→ **Exercise**
Images embedded in the records are excluded; print everything else exactly as given.

→ **Data for this exercise**
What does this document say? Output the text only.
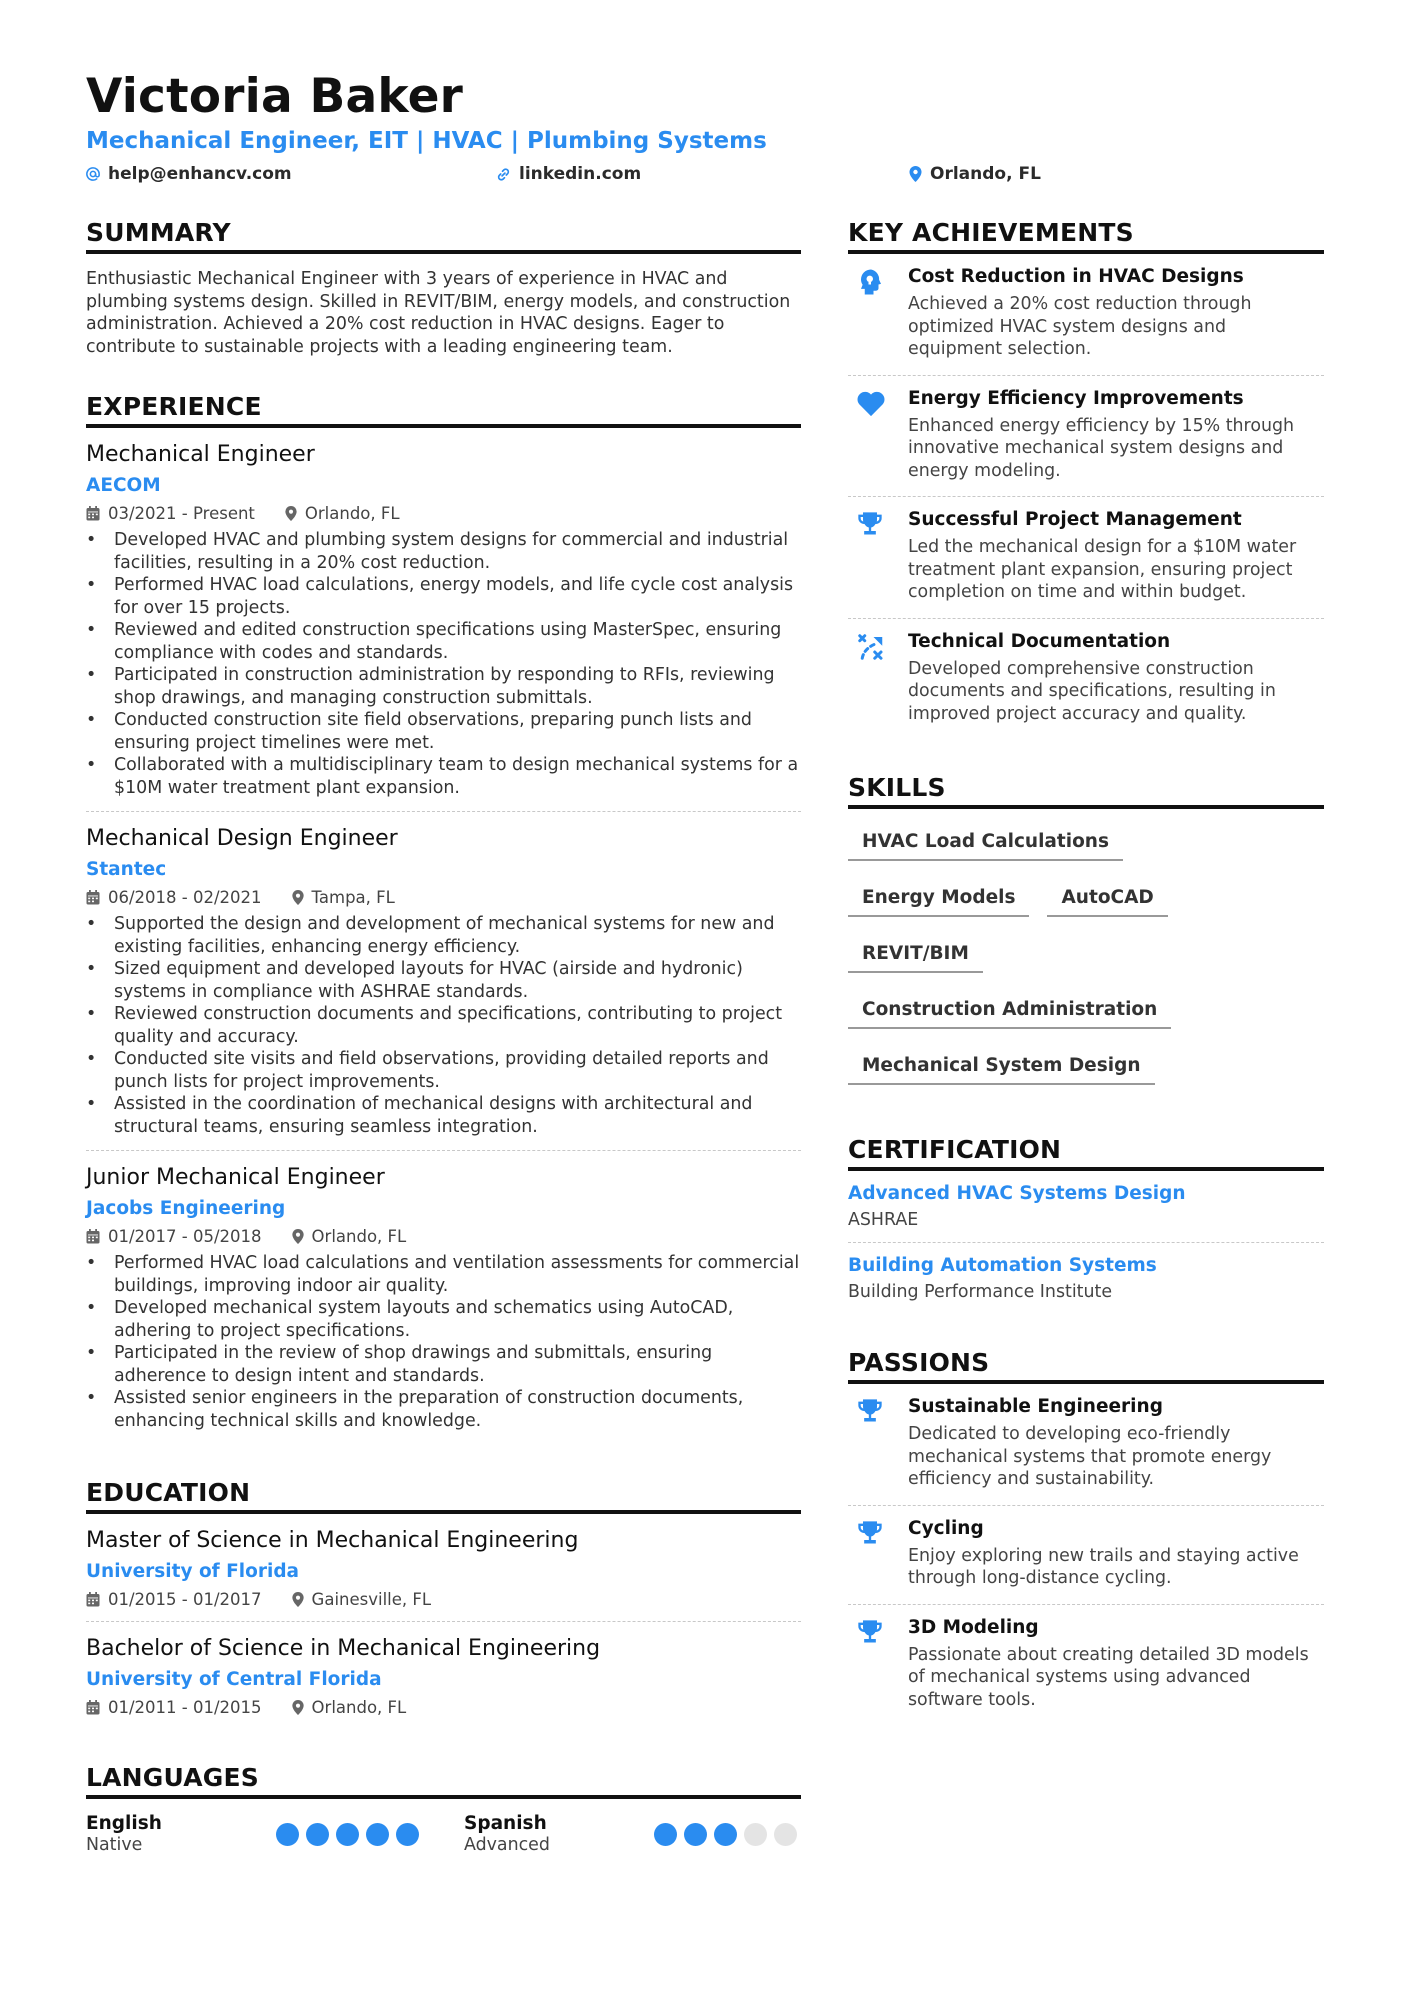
Victoria Baker
Mechanical Engineer, EIT | HVAC | Plumbing Systems
help@enhancv.com	linkedin.com	Orlando, FL
SUMMARY

Enthusiastic Mechanical Engineer with 3 years of experience in HVAC and plumbing systems design. Skilled in REVIT/BIM, energy models, and construction administration. Achieved a 20% cost reduction in HVAC designs. Eager to contribute to sustainable projects with a leading engineering team.

EXPERIENCE
Mechanical Engineer
AECOM
03/2021 - Present	Orlando, FL
• Developed HVAC and plumbing system designs for commercial and industrial facilities, resulting in a 20% cost reduction.
• Performed HVAC load calculations, energy models, and life cycle cost analysis for over 15 projects.
• Reviewed and edited construction specifications using MasterSpec, ensuring compliance with codes and standards.
• Participated in construction administration by responding to RFIs, reviewing shop drawings, and managing construction submittals.
• Conducted construction site field observations, preparing punch lists and ensuring project timelines were met.
• Collaborated with a multidisciplinary team to design mechanical systems for a $10M water treatment plant expansion.
Mechanical Design Engineer
Stantec
06/2018 - 02/2021	Tampa, FL
• Supported the design and development of mechanical systems for new and existing facilities, enhancing energy efficiency.
• Sized equipment and developed layouts for HVAC (airside and hydronic) systems in compliance with ASHRAE standards.
• Reviewed construction documents and specifications, contributing to project quality and accuracy.
• Conducted site visits and field observations, providing detailed reports and punch lists for project improvements.
• Assisted in the coordination of mechanical designs with architectural and structural teams, ensuring seamless integration.
Junior Mechanical Engineer
Jacobs Engineering
01/2017 - 05/2018	Orlando, FL
• Performed HVAC load calculations and ventilation assessments for commercial buildings, improving indoor air quality.
• Developed mechanical system layouts and schematics using AutoCAD, adhering to project specifications.
• Participated in the review of shop drawings and submittals, ensuring adherence to design intent and standards.
• Assisted senior engineers in the preparation of construction documents, enhancing technical skills and knowledge.
EDUCATION
Master of Science in Mechanical Engineering
University of Florida
01/2015 - 01/2017	Gainesville, FL
Bachelor of Science in Mechanical Engineering
University of Central Florida
01/2011 - 01/2015	Orlando, FL
LANGUAGES
English
Native
Spanish
Advanced
KEY ACHIEVEMENTS
Cost Reduction in HVAC Designs
Achieved a 20% cost reduction through optimized HVAC system designs and equipment selection.
Energy Efficiency Improvements
Enhanced energy efficiency by 15% through innovative mechanical system designs and energy modeling.
Successful Project Management
Led the mechanical design for a $10M water treatment plant expansion, ensuring project completion on time and within budget.
Technical Documentation
Developed comprehensive construction documents and specifications, resulting in improved project accuracy and quality.
SKILLS
HVAC Load Calculations
Energy Models	AutoCAD
REVIT/BIM
Construction Administration
Mechanical System Design
CERTIFICATION
Advanced HVAC Systems Design
ASHRAE
Building Automation Systems
Building Performance Institute
PASSIONS
Sustainable Engineering
Dedicated to developing eco-friendly mechanical systems that promote energy efficiency and sustainability.
Cycling
Enjoy exploring new trails and staying active through long-distance cycling.
3D Modeling
Passionate about creating detailed 3D models of mechanical systems using advanced software tools.
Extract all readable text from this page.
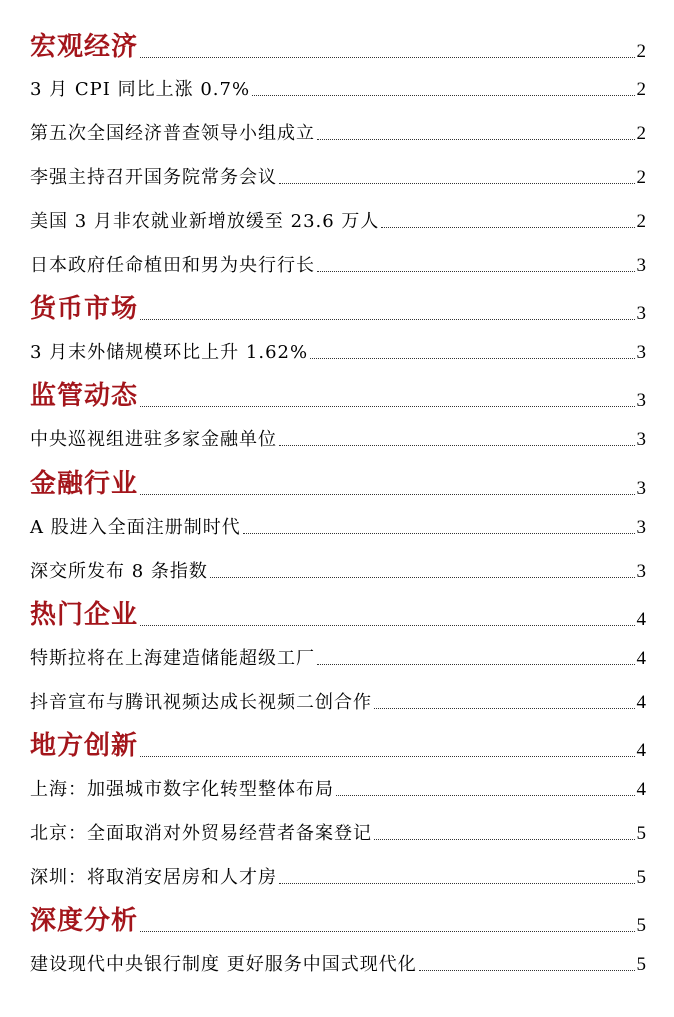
宏观经济	2
3 月 CPI 同比上涨 0.7%	2
第五次全国经济普查领导小组成立	2
李强主持召开国务院常务会议	2
美国 3 月非农就业新增放缓至 23.6 万人	2
日本政府任命植田和男为央行行长	3
货币市场	3
3 月末外储规模环比上升 1.62%	3
监管动态	3
中央巡视组进驻多家金融单位	3
金融行业	3
A 股进入全面注册制时代	3
深交所发布 8 条指数	3
热门企业	4
特斯拉将在上海建造储能超级工厂	4
抖音宣布与腾讯视频达成长视频二创合作	4
地方创新	4
上海：加强城市数字化转型整体布局	4
北京：全面取消对外贸易经营者备案登记	5
深圳：将取消安居房和人才房	5
深度分析	5
建设现代中央银行制度 更好服务中国式现代化	5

→ **Response for this exercise**
What does this document say? Output the text only.
Victoria Baker
Mechanical Engineer, EIT | HVAC | Plumbing Systems
help@enhancv.com	linkedin.com	Orlando, FL
SUMMARY

Enthusiastic Mechanical Engineer with 3 years of experience in HVAC and plumbing systems design. Skilled in REVIT/BIM, energy models, and construction administration. Achieved a 20% cost reduction in HVAC designs. Eager to contribute to sustainable projects with a leading engineering team.

EXPERIENCE
Mechanical Engineer
AECOM
03/2021 - Present	Orlando, FL
• Developed HVAC and plumbing system designs for commercial and industrial facilities, resulting in a 20% cost reduction.
• Performed HVAC load calculations, energy models, and life cycle cost analysis for over 15 projects.
• Reviewed and edited construction specifications using MasterSpec, ensuring compliance with codes and standards.
• Participated in construction administration by responding to RFIs, reviewing shop drawings, and managing construction submittals.
• Conducted construction site field observations, preparing punch lists and ensuring project timelines were met.
• Collaborated with a multidisciplinary team to design mechanical systems for a $10M water treatment plant expansion.
Mechanical Design Engineer
Stantec
06/2018 - 02/2021	Tampa, FL
• Supported the design and development of mechanical systems for new and existing facilities, enhancing energy efficiency.
• Sized equipment and developed layouts for HVAC (airside and hydronic) systems in compliance with ASHRAE standards.
• Reviewed construction documents and specifications, contributing to project quality and accuracy.
• Conducted site visits and field observations, providing detailed reports and punch lists for project improvements.
• Assisted in the coordination of mechanical designs with architectural and structural teams, ensuring seamless integration.
Junior Mechanical Engineer
Jacobs Engineering
01/2017 - 05/2018	Orlando, FL
• Performed HVAC load calculations and ventilation assessments for commercial buildings, improving indoor air quality.
• Developed mechanical system layouts and schematics using AutoCAD, adhering to project specifications.
• Participated in the review of shop drawings and submittals, ensuring adherence to design intent and standards.
• Assisted senior engineers in the preparation of construction documents, enhancing technical skills and knowledge.
EDUCATION
Master of Science in Mechanical Engineering
University of Florida
01/2015 - 01/2017	Gainesville, FL
Bachelor of Science in Mechanical Engineering
University of Central Florida
01/2011 - 01/2015	Orlando, FL
LANGUAGES
English
Native
Spanish
Advanced
KEY ACHIEVEMENTS
Cost Reduction in HVAC Designs
Achieved a 20% cost reduction through optimized HVAC system designs and equipment selection.
Energy Efficiency Improvements
Enhanced energy efficiency by 15% through innovative mechanical system designs and energy modeling.
Successful Project Management
Led the mechanical design for a $10M water treatment plant expansion, ensuring project completion on time and within budget.
Technical Documentation
Developed comprehensive construction documents and specifications, resulting in improved project accuracy and quality.
SKILLS
HVAC Load Calculations
Energy Models	AutoCAD
REVIT/BIM
Construction Administration
Mechanical System Design
CERTIFICATION
Advanced HVAC Systems Design
ASHRAE
Building Automation Systems
Building Performance Institute
PASSIONS
Sustainable Engineering
Dedicated to developing eco-friendly mechanical systems that promote energy efficiency and sustainability.
Cycling
Enjoy exploring new trails and staying active through long-distance cycling.
3D Modeling
Passionate about creating detailed 3D models of mechanical systems using advanced software tools.
Extract all readable text from this page.
宏观经济	2
3 月 CPI 同比上涨 0.7%	2
第五次全国经济普查领导小组成立	2
李强主持召开国务院常务会议	2
美国 3 月非农就业新增放缓至 23.6 万人	2
日本政府任命植田和男为央行行长	3
货币市场	3
3 月末外储规模环比上升 1.62%	3
监管动态	3
中央巡视组进驻多家金融单位	3
金融行业	3
A 股进入全面注册制时代	3
深交所发布 8 条指数	3
热门企业	4
特斯拉将在上海建造储能超级工厂	4
抖音宣布与腾讯视频达成长视频二创合作	4
地方创新	4
上海：加强城市数字化转型整体布局	4
北京：全面取消对外贸易经营者备案登记	5
深圳：将取消安居房和人才房	5
深度分析	5
建设现代中央银行制度 更好服务中国式现代化	5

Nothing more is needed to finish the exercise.